- _Data extracted from a collection_:
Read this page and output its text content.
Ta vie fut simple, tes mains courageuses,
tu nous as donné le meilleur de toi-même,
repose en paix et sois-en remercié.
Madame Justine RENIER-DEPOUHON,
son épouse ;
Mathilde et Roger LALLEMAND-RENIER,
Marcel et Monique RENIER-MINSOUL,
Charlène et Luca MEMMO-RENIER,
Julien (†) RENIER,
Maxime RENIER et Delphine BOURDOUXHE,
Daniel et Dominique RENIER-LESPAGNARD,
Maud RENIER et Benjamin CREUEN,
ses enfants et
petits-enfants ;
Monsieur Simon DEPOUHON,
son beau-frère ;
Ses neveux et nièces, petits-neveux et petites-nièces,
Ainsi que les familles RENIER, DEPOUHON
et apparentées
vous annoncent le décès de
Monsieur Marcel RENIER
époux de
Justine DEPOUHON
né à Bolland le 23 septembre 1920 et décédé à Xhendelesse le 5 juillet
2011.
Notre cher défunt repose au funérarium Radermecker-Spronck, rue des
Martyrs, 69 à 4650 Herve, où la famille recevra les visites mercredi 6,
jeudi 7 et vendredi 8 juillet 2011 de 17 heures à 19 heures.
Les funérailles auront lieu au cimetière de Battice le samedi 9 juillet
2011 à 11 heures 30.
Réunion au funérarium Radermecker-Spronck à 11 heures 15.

- _Objective_:
Reproduce all of the data exactly as given.

- _Task solution_:
Read this page and output its text content.
Ta vie fut simple, tes mains courageuses,
tu nous as donné le meilleur de toi-même,
repose en paix et sois-en remercié.
Madame Justine RENIER-DEPOUHON,
son épouse ;
Mathilde et Roger LALLEMAND-RENIER,
Marcel et Monique RENIER-MINSOUL,
Charlène et Luca MEMMO-RENIER,
Julien (†) RENIER,
Maxime RENIER et Delphine BOURDOUXHE,
Daniel et Dominique RENIER-LESPAGNARD,
Maud RENIER et Benjamin CREUEN,
ses enfants et
petits-enfants ;
Monsieur Simon DEPOUHON,
son beau-frère ;
Ses neveux et nièces, petits-neveux et petites-nièces,
Ainsi que les familles RENIER, DEPOUHON
et apparentées
vous annoncent le décès de
Monsieur Marcel RENIER
époux de
Justine DEPOUHON
né à Bolland le 23 septembre 1920 et décédé à Xhendelesse le 5 juillet
2011.
Notre cher défunt repose au funérarium Radermecker-Spronck, rue des
Martyrs, 69 à 4650 Herve, où la famille recevra les visites mercredi 6,
jeudi 7 et vendredi 8 juillet 2011 de 17 heures à 19 heures.
Les funérailles auront lieu au cimetière de Battice le samedi 9 juillet
2011 à 11 heures 30.
Réunion au funérarium Radermecker-Spronck à 11 heures 15.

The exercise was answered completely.